Reproduce this listing in full.

══════════

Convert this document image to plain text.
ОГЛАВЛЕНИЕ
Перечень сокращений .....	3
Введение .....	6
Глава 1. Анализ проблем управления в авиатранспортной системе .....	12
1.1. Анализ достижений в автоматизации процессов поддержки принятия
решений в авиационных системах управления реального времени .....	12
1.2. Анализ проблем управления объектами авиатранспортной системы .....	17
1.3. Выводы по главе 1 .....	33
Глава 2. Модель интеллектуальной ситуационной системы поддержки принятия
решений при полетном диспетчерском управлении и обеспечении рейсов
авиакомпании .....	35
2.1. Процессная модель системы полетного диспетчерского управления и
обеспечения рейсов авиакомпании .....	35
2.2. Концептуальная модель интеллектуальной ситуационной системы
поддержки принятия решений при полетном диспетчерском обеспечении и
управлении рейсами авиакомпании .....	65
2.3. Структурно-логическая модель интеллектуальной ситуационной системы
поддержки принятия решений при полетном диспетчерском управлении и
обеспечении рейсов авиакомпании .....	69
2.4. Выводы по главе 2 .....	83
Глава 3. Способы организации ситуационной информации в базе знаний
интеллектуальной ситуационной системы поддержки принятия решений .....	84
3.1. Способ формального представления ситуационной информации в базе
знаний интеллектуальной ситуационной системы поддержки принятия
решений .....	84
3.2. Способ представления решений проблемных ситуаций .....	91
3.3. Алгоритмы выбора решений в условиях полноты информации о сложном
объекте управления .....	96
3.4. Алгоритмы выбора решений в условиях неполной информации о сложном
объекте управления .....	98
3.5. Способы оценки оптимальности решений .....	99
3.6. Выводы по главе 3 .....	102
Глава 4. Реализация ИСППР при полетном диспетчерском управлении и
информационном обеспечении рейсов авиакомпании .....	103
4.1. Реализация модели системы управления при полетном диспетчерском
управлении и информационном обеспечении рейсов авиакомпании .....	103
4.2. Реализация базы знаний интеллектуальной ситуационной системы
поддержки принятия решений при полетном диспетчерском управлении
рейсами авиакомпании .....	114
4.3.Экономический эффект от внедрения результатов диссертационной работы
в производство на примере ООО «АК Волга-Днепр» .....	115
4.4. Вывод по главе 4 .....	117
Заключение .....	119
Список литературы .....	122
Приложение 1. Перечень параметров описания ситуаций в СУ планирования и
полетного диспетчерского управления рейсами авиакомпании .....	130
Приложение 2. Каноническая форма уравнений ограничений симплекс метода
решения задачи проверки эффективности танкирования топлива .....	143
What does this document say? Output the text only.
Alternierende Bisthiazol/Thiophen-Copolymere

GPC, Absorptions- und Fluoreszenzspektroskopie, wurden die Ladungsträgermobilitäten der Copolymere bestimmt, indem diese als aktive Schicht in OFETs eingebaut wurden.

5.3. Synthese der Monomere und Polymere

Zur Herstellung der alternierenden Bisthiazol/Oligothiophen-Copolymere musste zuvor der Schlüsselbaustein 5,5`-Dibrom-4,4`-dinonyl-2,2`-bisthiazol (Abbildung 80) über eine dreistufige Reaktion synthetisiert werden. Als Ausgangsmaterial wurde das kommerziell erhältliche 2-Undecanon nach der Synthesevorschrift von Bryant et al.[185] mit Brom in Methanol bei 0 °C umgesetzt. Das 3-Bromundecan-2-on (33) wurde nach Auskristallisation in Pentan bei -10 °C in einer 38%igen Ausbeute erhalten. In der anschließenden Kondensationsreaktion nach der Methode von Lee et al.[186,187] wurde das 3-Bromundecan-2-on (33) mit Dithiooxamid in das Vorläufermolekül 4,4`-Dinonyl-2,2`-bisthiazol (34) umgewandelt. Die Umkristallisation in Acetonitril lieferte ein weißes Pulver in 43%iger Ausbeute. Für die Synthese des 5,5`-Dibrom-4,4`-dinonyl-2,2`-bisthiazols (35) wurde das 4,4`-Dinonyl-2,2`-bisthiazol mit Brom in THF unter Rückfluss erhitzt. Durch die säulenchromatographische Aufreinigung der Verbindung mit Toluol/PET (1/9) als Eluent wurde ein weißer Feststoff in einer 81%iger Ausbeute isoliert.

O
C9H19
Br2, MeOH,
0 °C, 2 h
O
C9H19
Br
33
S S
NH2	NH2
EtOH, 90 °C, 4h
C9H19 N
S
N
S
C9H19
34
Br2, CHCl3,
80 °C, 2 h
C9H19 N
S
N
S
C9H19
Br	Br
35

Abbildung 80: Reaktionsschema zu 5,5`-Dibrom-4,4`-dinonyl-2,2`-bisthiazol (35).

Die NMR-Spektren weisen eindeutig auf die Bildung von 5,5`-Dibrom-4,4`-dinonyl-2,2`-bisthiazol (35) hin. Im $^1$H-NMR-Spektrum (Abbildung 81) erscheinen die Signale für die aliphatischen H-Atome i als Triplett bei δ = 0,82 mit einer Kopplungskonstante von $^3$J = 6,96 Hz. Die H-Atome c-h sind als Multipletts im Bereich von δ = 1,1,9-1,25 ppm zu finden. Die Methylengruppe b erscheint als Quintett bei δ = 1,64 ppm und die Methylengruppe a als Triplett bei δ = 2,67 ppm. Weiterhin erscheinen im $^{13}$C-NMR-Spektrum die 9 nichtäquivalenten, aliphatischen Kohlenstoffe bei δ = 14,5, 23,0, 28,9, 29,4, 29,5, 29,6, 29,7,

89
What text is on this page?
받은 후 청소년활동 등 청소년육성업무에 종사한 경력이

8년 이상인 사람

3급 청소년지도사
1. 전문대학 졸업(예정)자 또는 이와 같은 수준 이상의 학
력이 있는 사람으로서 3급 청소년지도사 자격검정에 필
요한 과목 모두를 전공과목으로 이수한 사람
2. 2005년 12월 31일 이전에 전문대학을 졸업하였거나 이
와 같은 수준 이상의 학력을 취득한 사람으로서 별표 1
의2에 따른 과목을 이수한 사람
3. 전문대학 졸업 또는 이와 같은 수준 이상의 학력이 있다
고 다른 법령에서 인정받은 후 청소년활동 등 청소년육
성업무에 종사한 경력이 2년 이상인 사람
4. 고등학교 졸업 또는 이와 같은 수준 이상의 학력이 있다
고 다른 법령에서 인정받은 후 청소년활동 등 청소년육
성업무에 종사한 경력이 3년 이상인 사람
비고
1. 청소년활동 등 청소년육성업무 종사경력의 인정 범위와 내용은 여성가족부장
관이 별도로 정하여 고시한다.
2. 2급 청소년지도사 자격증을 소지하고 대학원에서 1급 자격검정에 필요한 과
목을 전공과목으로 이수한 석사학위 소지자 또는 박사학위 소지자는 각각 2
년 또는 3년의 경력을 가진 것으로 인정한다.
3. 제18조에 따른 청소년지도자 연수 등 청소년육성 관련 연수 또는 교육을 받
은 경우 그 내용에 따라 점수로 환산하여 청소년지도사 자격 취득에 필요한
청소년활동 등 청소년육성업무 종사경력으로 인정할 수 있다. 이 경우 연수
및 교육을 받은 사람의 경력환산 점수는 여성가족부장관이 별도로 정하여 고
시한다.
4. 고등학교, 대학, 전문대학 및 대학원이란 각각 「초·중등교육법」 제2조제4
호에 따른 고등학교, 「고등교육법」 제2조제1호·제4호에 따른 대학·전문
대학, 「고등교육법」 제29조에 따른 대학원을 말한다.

══════════

WRITTEN SOLUTION
Convert this document image to plain text.
ОГЛАВЛЕНИЕ
Перечень сокращений .....	3
Введение .....	6
Глава 1. Анализ проблем управления в авиатранспортной системе .....	12
1.1. Анализ достижений в автоматизации процессов поддержки принятия
решений в авиационных системах управления реального времени .....	12
1.2. Анализ проблем управления объектами авиатранспортной системы .....	17
1.3. Выводы по главе 1 .....	33
Глава 2. Модель интеллектуальной ситуационной системы поддержки принятия
решений при полетном диспетчерском управлении и обеспечении рейсов
авиакомпании .....	35
2.1. Процессная модель системы полетного диспетчерского управления и
обеспечения рейсов авиакомпании .....	35
2.2. Концептуальная модель интеллектуальной ситуационной системы
поддержки принятия решений при полетном диспетчерском обеспечении и
управлении рейсами авиакомпании .....	65
2.3. Структурно-логическая модель интеллектуальной ситуационной системы
поддержки принятия решений при полетном диспетчерском управлении и
обеспечении рейсов авиакомпании .....	69
2.4. Выводы по главе 2 .....	83
Глава 3. Способы организации ситуационной информации в базе знаний
интеллектуальной ситуационной системы поддержки принятия решений .....	84
3.1. Способ формального представления ситуационной информации в базе
знаний интеллектуальной ситуационной системы поддержки принятия
решений .....	84
3.2. Способ представления решений проблемных ситуаций .....	91
3.3. Алгоритмы выбора решений в условиях полноты информации о сложном
объекте управления .....	96
3.4. Алгоритмы выбора решений в условиях неполной информации о сложном
объекте управления .....	98
3.5. Способы оценки оптимальности решений .....	99
3.6. Выводы по главе 3 .....	102
Глава 4. Реализация ИСППР при полетном диспетчерском управлении и
информационном обеспечении рейсов авиакомпании .....	103
4.1. Реализация модели системы управления при полетном диспетчерском
управлении и информационном обеспечении рейсов авиакомпании .....	103
4.2. Реализация базы знаний интеллектуальной ситуационной системы
поддержки принятия решений при полетном диспетчерском управлении
рейсами авиакомпании .....	114
4.3.Экономический эффект от внедрения результатов диссертационной работы
в производство на примере ООО «АК Волга-Днепр» .....	115
4.4. Вывод по главе 4 .....	117
Заключение .....	119
Список литературы .....	122
Приложение 1. Перечень параметров описания ситуаций в СУ планирования и
полетного диспетчерского управления рейсами авиакомпании .....	130
Приложение 2. Каноническая форма уравнений ограничений симплекс метода
решения задачи проверки эффективности танкирования топлива .....	143
What does this document say? Output the text only.
Alternierende Bisthiazol/Thiophen-Copolymere

GPC, Absorptions- und Fluoreszenzspektroskopie, wurden die Ladungsträgermobilitäten der Copolymere bestimmt, indem diese als aktive Schicht in OFETs eingebaut wurden.

5.3. Synthese der Monomere und Polymere

Zur Herstellung der alternierenden Bisthiazol/Oligothiophen-Copolymere musste zuvor der Schlüsselbaustein 5,5`-Dibrom-4,4`-dinonyl-2,2`-bisthiazol (Abbildung 80) über eine dreistufige Reaktion synthetisiert werden. Als Ausgangsmaterial wurde das kommerziell erhältliche 2-Undecanon nach der Synthesevorschrift von Bryant et al.[185] mit Brom in Methanol bei 0 °C umgesetzt. Das 3-Bromundecan-2-on (33) wurde nach Auskristallisation in Pentan bei -10 °C in einer 38%igen Ausbeute erhalten. In der anschließenden Kondensationsreaktion nach der Methode von Lee et al.[186,187] wurde das 3-Bromundecan-2-on (33) mit Dithiooxamid in das Vorläufermolekül 4,4`-Dinonyl-2,2`-bisthiazol (34) umgewandelt. Die Umkristallisation in Acetonitril lieferte ein weißes Pulver in 43%iger Ausbeute. Für die Synthese des 5,5`-Dibrom-4,4`-dinonyl-2,2`-bisthiazols (35) wurde das 4,4`-Dinonyl-2,2`-bisthiazol mit Brom in THF unter Rückfluss erhitzt. Durch die säulenchromatographische Aufreinigung der Verbindung mit Toluol/PET (1/9) als Eluent wurde ein weißer Feststoff in einer 81%iger Ausbeute isoliert.

O
C9H19
Br2, MeOH,
0 °C, 2 h
O
C9H19
Br
33
S S
NH2	NH2
EtOH, 90 °C, 4h
C9H19 N
S
N
S
C9H19
34
Br2, CHCl3,
80 °C, 2 h
C9H19 N
S
N
S
C9H19
Br	Br
35

Abbildung 80: Reaktionsschema zu 5,5`-Dibrom-4,4`-dinonyl-2,2`-bisthiazol (35).

Die NMR-Spektren weisen eindeutig auf die Bildung von 5,5`-Dibrom-4,4`-dinonyl-2,2`-bisthiazol (35) hin. Im $^1$H-NMR-Spektrum (Abbildung 81) erscheinen die Signale für die aliphatischen H-Atome i als Triplett bei δ = 0,82 mit einer Kopplungskonstante von $^3$J = 6,96 Hz. Die H-Atome c-h sind als Multipletts im Bereich von δ = 1,1,9-1,25 ppm zu finden. Die Methylengruppe b erscheint als Quintett bei δ = 1,64 ppm und die Methylengruppe a als Triplett bei δ = 2,67 ppm. Weiterhin erscheinen im $^{13}$C-NMR-Spektrum die 9 nichtäquivalenten, aliphatischen Kohlenstoffe bei δ = 14,5, 23,0, 28,9, 29,4, 29,5, 29,6, 29,7,

89
What text is on this page?
받은 후 청소년활동 등 청소년육성업무에 종사한 경력이

8년 이상인 사람

3급 청소년지도사
1. 전문대학 졸업(예정)자 또는 이와 같은 수준 이상의 학
력이 있는 사람으로서 3급 청소년지도사 자격검정에 필
요한 과목 모두를 전공과목으로 이수한 사람
2. 2005년 12월 31일 이전에 전문대학을 졸업하였거나 이
와 같은 수준 이상의 학력을 취득한 사람으로서 별표 1
의2에 따른 과목을 이수한 사람
3. 전문대학 졸업 또는 이와 같은 수준 이상의 학력이 있다
고 다른 법령에서 인정받은 후 청소년활동 등 청소년육
성업무에 종사한 경력이 2년 이상인 사람
4. 고등학교 졸업 또는 이와 같은 수준 이상의 학력이 있다
고 다른 법령에서 인정받은 후 청소년활동 등 청소년육
성업무에 종사한 경력이 3년 이상인 사람
비고
1. 청소년활동 등 청소년육성업무 종사경력의 인정 범위와 내용은 여성가족부장
관이 별도로 정하여 고시한다.
2. 2급 청소년지도사 자격증을 소지하고 대학원에서 1급 자격검정에 필요한 과
목을 전공과목으로 이수한 석사학위 소지자 또는 박사학위 소지자는 각각 2
년 또는 3년의 경력을 가진 것으로 인정한다.
3. 제18조에 따른 청소년지도자 연수 등 청소년육성 관련 연수 또는 교육을 받
은 경우 그 내용에 따라 점수로 환산하여 청소년지도사 자격 취득에 필요한
청소년활동 등 청소년육성업무 종사경력으로 인정할 수 있다. 이 경우 연수
및 교육을 받은 사람의 경력환산 점수는 여성가족부장관이 별도로 정하여 고
시한다.
4. 고등학교, 대학, 전문대학 및 대학원이란 각각 「초·중등교육법」 제2조제4
호에 따른 고등학교, 「고등교육법」 제2조제1호·제4호에 따른 대학·전문
대학, 「고등교육법」 제29조에 따른 대학원을 말한다.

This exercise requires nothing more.